··· DATA SHOWN

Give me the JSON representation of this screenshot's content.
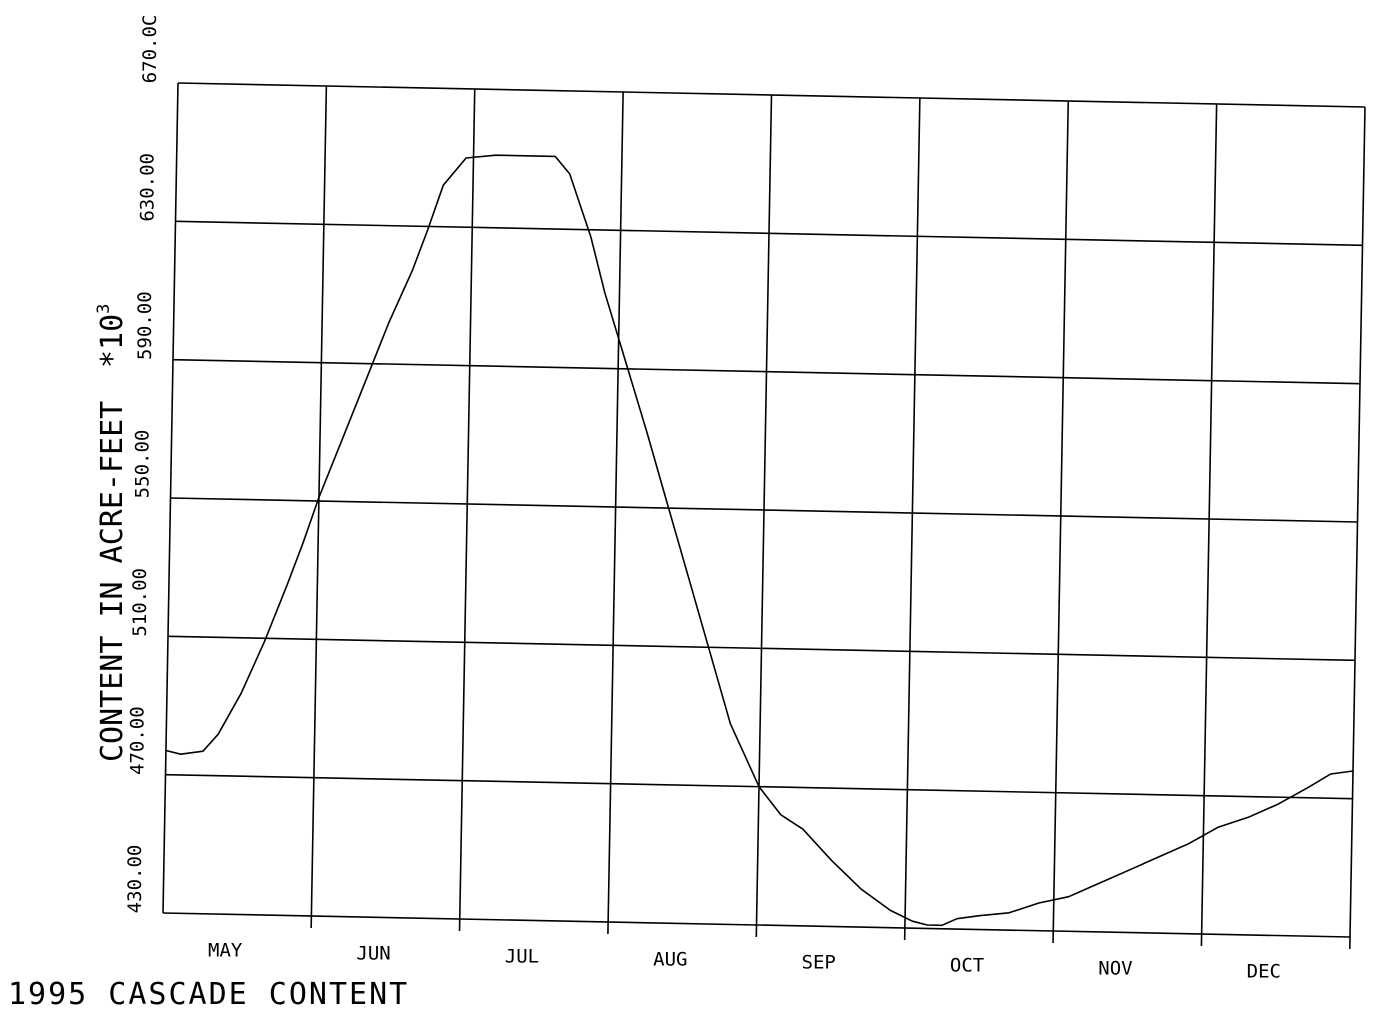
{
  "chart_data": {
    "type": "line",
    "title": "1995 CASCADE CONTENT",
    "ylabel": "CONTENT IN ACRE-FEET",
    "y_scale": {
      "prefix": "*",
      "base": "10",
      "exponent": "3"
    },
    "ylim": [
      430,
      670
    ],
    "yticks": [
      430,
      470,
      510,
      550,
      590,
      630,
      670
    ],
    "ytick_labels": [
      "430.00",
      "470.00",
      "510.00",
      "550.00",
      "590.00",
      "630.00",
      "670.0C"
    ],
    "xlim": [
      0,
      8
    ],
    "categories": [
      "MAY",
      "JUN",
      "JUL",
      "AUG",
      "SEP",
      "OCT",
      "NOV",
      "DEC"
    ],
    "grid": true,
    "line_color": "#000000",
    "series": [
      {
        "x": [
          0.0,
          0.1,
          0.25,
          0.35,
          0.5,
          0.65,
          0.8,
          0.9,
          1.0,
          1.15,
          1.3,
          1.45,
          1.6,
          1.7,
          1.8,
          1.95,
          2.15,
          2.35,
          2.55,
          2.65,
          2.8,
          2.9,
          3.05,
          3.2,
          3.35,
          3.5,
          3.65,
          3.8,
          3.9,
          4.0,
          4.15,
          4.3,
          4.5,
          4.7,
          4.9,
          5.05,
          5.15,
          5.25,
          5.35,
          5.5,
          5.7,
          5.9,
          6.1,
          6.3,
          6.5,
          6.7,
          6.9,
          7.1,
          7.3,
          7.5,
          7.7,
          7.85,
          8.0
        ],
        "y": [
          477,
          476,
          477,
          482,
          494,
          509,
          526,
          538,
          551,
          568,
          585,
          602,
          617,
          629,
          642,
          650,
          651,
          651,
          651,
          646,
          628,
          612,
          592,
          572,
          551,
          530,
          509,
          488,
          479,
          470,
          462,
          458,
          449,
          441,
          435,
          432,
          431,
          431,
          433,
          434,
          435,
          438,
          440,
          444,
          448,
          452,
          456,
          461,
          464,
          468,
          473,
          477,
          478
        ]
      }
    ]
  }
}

······

- [WRITTEN EXERCISE]: All the records above need to be given again word for word. Skip the pictures.

- [FULL SOLUTION]:
Give me the JSON representation of this screenshot's content.
{
  "chart_data": {
    "type": "line",
    "title": "1995 CASCADE CONTENT",
    "ylabel": "CONTENT IN ACRE-FEET",
    "y_scale": {
      "prefix": "*",
      "base": "10",
      "exponent": "3"
    },
    "ylim": [
      430,
      670
    ],
    "yticks": [
      430,
      470,
      510,
      550,
      590,
      630,
      670
    ],
    "ytick_labels": [
      "430.00",
      "470.00",
      "510.00",
      "550.00",
      "590.00",
      "630.00",
      "670.0C"
    ],
    "xlim": [
      0,
      8
    ],
    "categories": [
      "MAY",
      "JUN",
      "JUL",
      "AUG",
      "SEP",
      "OCT",
      "NOV",
      "DEC"
    ],
    "grid": true,
    "line_color": "#000000",
    "series": [
      {
        "x": [
          0.0,
          0.1,
          0.25,
          0.35,
          0.5,
          0.65,
          0.8,
          0.9,
          1.0,
          1.15,
          1.3,
          1.45,
          1.6,
          1.7,
          1.8,
          1.95,
          2.15,
          2.35,
          2.55,
          2.65,
          2.8,
          2.9,
          3.05,
          3.2,
          3.35,
          3.5,
          3.65,
          3.8,
          3.9,
          4.0,
          4.15,
          4.3,
          4.5,
          4.7,
          4.9,
          5.05,
          5.15,
          5.25,
          5.35,
          5.5,
          5.7,
          5.9,
          6.1,
          6.3,
          6.5,
          6.7,
          6.9,
          7.1,
          7.3,
          7.5,
          7.7,
          7.85,
          8.0
        ],
        "y": [
          477,
          476,
          477,
          482,
          494,
          509,
          526,
          538,
          551,
          568,
          585,
          602,
          617,
          629,
          642,
          650,
          651,
          651,
          651,
          646,
          628,
          612,
          592,
          572,
          551,
          530,
          509,
          488,
          479,
          470,
          462,
          458,
          449,
          441,
          435,
          432,
          431,
          431,
          433,
          434,
          435,
          438,
          440,
          444,
          448,
          452,
          456,
          461,
          464,
          468,
          473,
          477,
          478
        ]
      }
    ]
  }
}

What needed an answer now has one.